> [Text extract]
--- --- ---
# New Here.



## andrewdod (Mar 24, 2013)

Well, ive decided to try and find a new forum, since the current one im on isnt as active as it once was. My old forum was Trusnow/SierraSnowboards. Joined up because of the points thing, but wound up learning a lot and would like to continue to do so. For those of you that no me, my Name on the forum is/was AJD13. 

Enough about why i joined and heres some about me. Im 19 i go to school at Plymouth State University in New Hampshire, where i play football as well. My home mountain is Cannon due to the sick deal the school put together for us. but i will go to loon occasionally. Currently riding an alibi sicter from zumiez, but looking into picking up a Never Summer Legacy for next year. Logged 14 days so far this year! Thats the most ive ever done!:yahoo:


----------



## david_z (Dec 14, 2009)

andrewdod said:


> Well, ive decided to try and find a new forum, since the current one im on isnt as active as it once was. My old forum was Trusnow/SierraSnowboards. Joined up because of the points thing, but wound up learning a lot and would like to continue to do so. For those of you that no me, my Name on the forum is/was AJD13.
--- --- ---
> [Extracted records]
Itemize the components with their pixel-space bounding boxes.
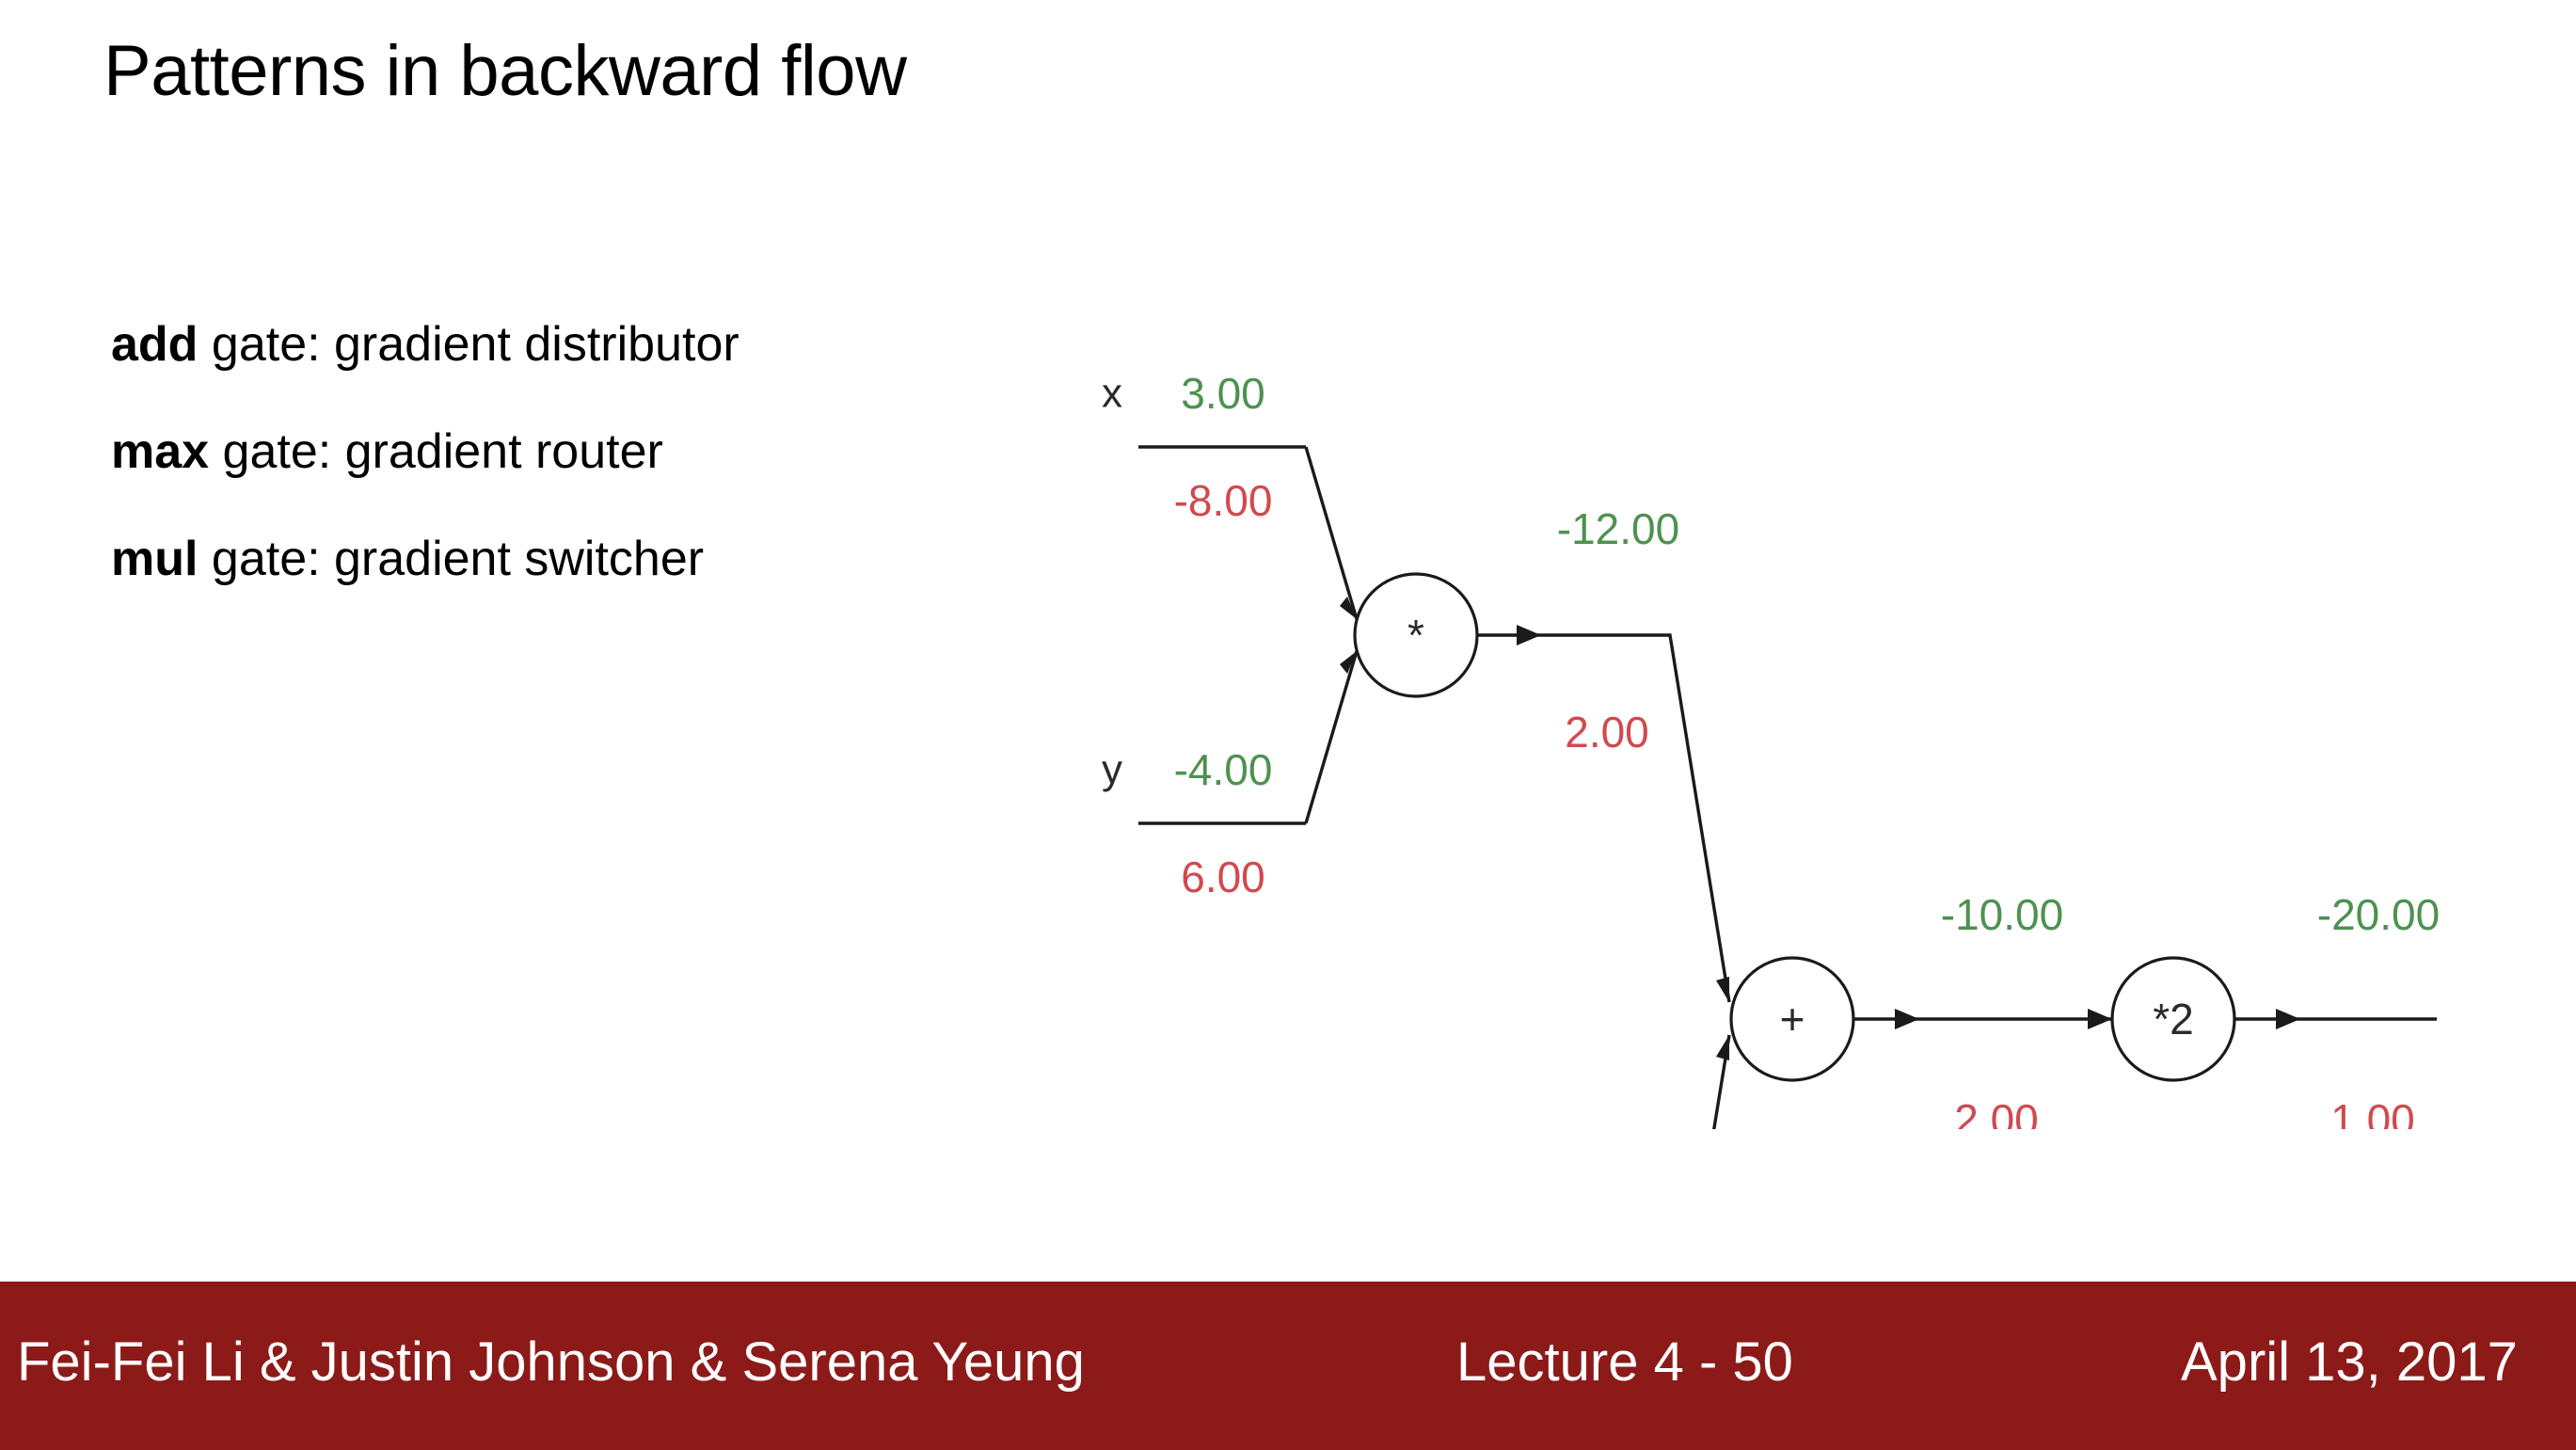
edge-y-to-mul [1306,651,1357,823]
bullet-gate-label: add [111,317,198,372]
gate-output-value-mul2: -20.00 [2317,890,2440,939]
input-label-x: x [1102,371,1122,417]
edge-max-to-add [1484,1035,1729,1129]
input-value-x: 3.00 [1181,369,1265,418]
arrowhead-into-mul2 [2088,1009,2112,1029]
bullet-text: gate: gradient switcher [198,532,704,586]
arrowhead-mul-out [1517,625,1541,645]
gate-output-gradient-mul: 2.00 [1565,708,1649,757]
gate-output-gradient-add: 2.00 [1954,1095,2039,1129]
bullet-gate-label: mul [111,532,198,586]
list-item: add gate: gradient distributor [111,320,1052,369]
gate-op-label-add: + [1780,995,1805,1044]
bullet-gate-label: max [111,424,209,479]
arrowhead-final-output [2276,1009,2300,1029]
input-value-y: -4.00 [1174,745,1273,794]
edge-mul-to-add [1477,635,1729,1002]
bullet-text: gate: gradient distributor [198,317,739,372]
input-label-y: y [1102,747,1122,793]
footer-lecture-number: Lecture 4 - 50 [1456,1330,1793,1394]
list-item: mul gate: gradient switcher [111,534,1052,583]
computational-graph-diagram: * max + [1091,282,2559,1129]
list-item: max gate: gradient router [111,427,1052,476]
input-gradient-y: 6.00 [1181,852,1265,901]
gate-op-label-mul2: *2 [2153,995,2193,1044]
bullet-list: add gate: gradient distributor max gate:… [111,320,1052,642]
gate-output-gradient-mul2: 1.00 [2330,1095,2415,1129]
gate-output-value-add: -10.00 [1941,890,2063,939]
input-gradient-x: -8.00 [1174,476,1273,525]
bullet-text: gate: gradient router [209,424,663,479]
gate-output-value-mul: -12.00 [1557,504,1679,553]
slide: Patterns in backward flow add gate: grad… [0,0,2576,1450]
footer-date: April 13, 2017 [2181,1330,2518,1394]
footer-bar: Fei-Fei Li & Justin Johnson & Serena Yeu… [0,1282,2576,1450]
edge-x-to-mul [1306,447,1357,619]
arrowhead-add-out [1895,1009,1919,1029]
arrowhead-max-to-add [1716,1035,1729,1060]
arrowhead-mul-to-add [1716,977,1729,1002]
gate-op-label-mul: * [1407,611,1424,660]
footer-authors: Fei-Fei Li & Justin Johnson & Serena Yeu… [17,1330,1085,1394]
page-title: Patterns in backward flow [103,30,906,112]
--- --- ---
> [Problem set]
1. Please repeat the part of the forum thread between "## andrewdod (Mar" and "(Dec 14, 2009)", inclusive, word for word.
2. Answer these questions from the forum thread, one line each:
(a) Which university does andrewdod attend?
(b) What name did andrewdod use on the old forum?
(c) How many days has andrewdod logged so far this year?

> [Responses per task]
1.
## andrewdod (Mar 24, 2013)

Well, ive decided to try and find a new forum, since the current one im on isnt as active as it once was. My old forum was Trusnow/SierraSnowboards. Joined up because of the points thing, but wound up learning a lot and would like to continue to do so. For those of you that no me, my Name on the forum is/was AJD13. 

Enough about why i joined and heres some about me. Im 19 i go to school at Plymouth State University in New Hampshire, where i play football as well. My home mountain is Cannon due to the sick deal the school put together for us. but i will go to loon occasionally. Currently riding an alibi sicter from zumiez, but looking into picking up a Never Summer Legacy for next year. Logged 14 days so far this year! Thats the most ive ever done!:yahoo:


----------



## david_z (Dec 14, 2009)

2.
(a) Plymouth State University in New Hampshire
(b) AJD13
(c) 14